+++ Task data +++

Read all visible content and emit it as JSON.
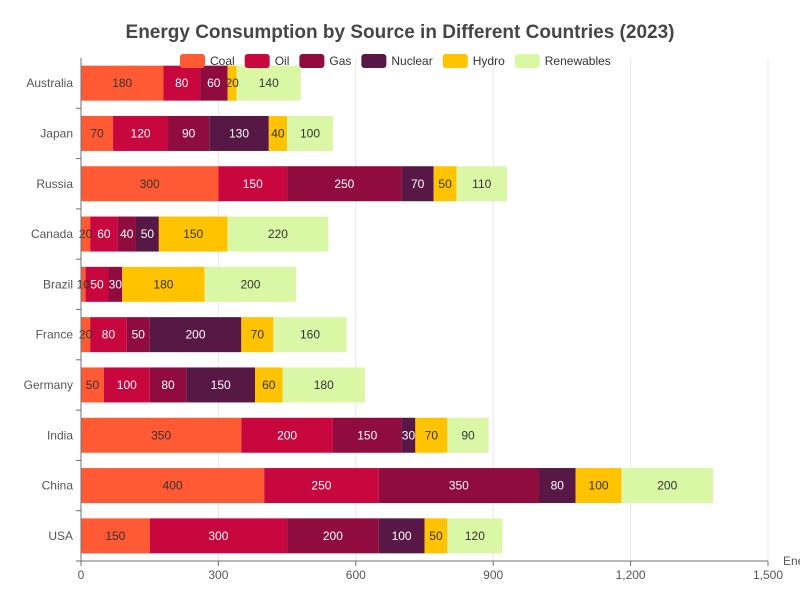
{
  "chart_data": {
    "type": "bar",
    "orientation": "horizontal",
    "stacked": true,
    "title": "Energy Consumption by Source in Different Countries (2023)",
    "xlabel": "Ene",
    "ylabel": "",
    "xlim": [
      0,
      1500
    ],
    "xticks": [
      "0",
      "300",
      "600",
      "900",
      "1,200",
      "1,500"
    ],
    "xtick_values": [
      0,
      300,
      600,
      900,
      1200,
      1500
    ],
    "grid": true,
    "legend_position": "top",
    "categories": [
      "USA",
      "China",
      "India",
      "Germany",
      "France",
      "Brazil",
      "Canada",
      "Russia",
      "Japan",
      "Australia"
    ],
    "series": [
      {
        "name": "Coal",
        "color": "#ff5a33",
        "label_color": "#333333",
        "values": [
          150,
          400,
          350,
          50,
          20,
          10,
          20,
          300,
          70,
          180
        ]
      },
      {
        "name": "Oil",
        "color": "#c9073f",
        "label_color": "#ffffff",
        "values": [
          300,
          250,
          200,
          100,
          80,
          50,
          60,
          150,
          120,
          80
        ]
      },
      {
        "name": "Gas",
        "color": "#900c3f",
        "label_color": "#ffffff",
        "values": [
          200,
          350,
          150,
          80,
          50,
          30,
          40,
          250,
          90,
          60
        ]
      },
      {
        "name": "Nuclear",
        "color": "#581845",
        "label_color": "#ffffff",
        "values": [
          100,
          80,
          30,
          150,
          200,
          0,
          50,
          70,
          130,
          0
        ]
      },
      {
        "name": "Hydro",
        "color": "#ffc300",
        "label_color": "#333333",
        "values": [
          50,
          100,
          70,
          60,
          70,
          180,
          150,
          50,
          40,
          20
        ]
      },
      {
        "name": "Renewables",
        "color": "#daf7a6",
        "label_color": "#333333",
        "values": [
          120,
          200,
          90,
          180,
          160,
          200,
          220,
          110,
          100,
          140
        ]
      }
    ]
  }
}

+++

Give the entries again without a single change, but with no pictures.

Read all visible content and emit it as JSON.
{
  "chart_data": {
    "type": "bar",
    "orientation": "horizontal",
    "stacked": true,
    "title": "Energy Consumption by Source in Different Countries (2023)",
    "xlabel": "Ene",
    "ylabel": "",
    "xlim": [
      0,
      1500
    ],
    "xticks": [
      "0",
      "300",
      "600",
      "900",
      "1,200",
      "1,500"
    ],
    "xtick_values": [
      0,
      300,
      600,
      900,
      1200,
      1500
    ],
    "grid": true,
    "legend_position": "top",
    "categories": [
      "USA",
      "China",
      "India",
      "Germany",
      "France",
      "Brazil",
      "Canada",
      "Russia",
      "Japan",
      "Australia"
    ],
    "series": [
      {
        "name": "Coal",
        "color": "#ff5a33",
        "label_color": "#333333",
        "values": [
          150,
          400,
          350,
          50,
          20,
          10,
          20,
          300,
          70,
          180
        ]
      },
      {
        "name": "Oil",
        "color": "#c9073f",
        "label_color": "#ffffff",
        "values": [
          300,
          250,
          200,
          100,
          80,
          50,
          60,
          150,
          120,
          80
        ]
      },
      {
        "name": "Gas",
        "color": "#900c3f",
        "label_color": "#ffffff",
        "values": [
          200,
          350,
          150,
          80,
          50,
          30,
          40,
          250,
          90,
          60
        ]
      },
      {
        "name": "Nuclear",
        "color": "#581845",
        "label_color": "#ffffff",
        "values": [
          100,
          80,
          30,
          150,
          200,
          0,
          50,
          70,
          130,
          0
        ]
      },
      {
        "name": "Hydro",
        "color": "#ffc300",
        "label_color": "#333333",
        "values": [
          50,
          100,
          70,
          60,
          70,
          180,
          150,
          50,
          40,
          20
        ]
      },
      {
        "name": "Renewables",
        "color": "#daf7a6",
        "label_color": "#333333",
        "values": [
          120,
          200,
          90,
          180,
          160,
          200,
          220,
          110,
          100,
          140
        ]
      }
    ]
  }
}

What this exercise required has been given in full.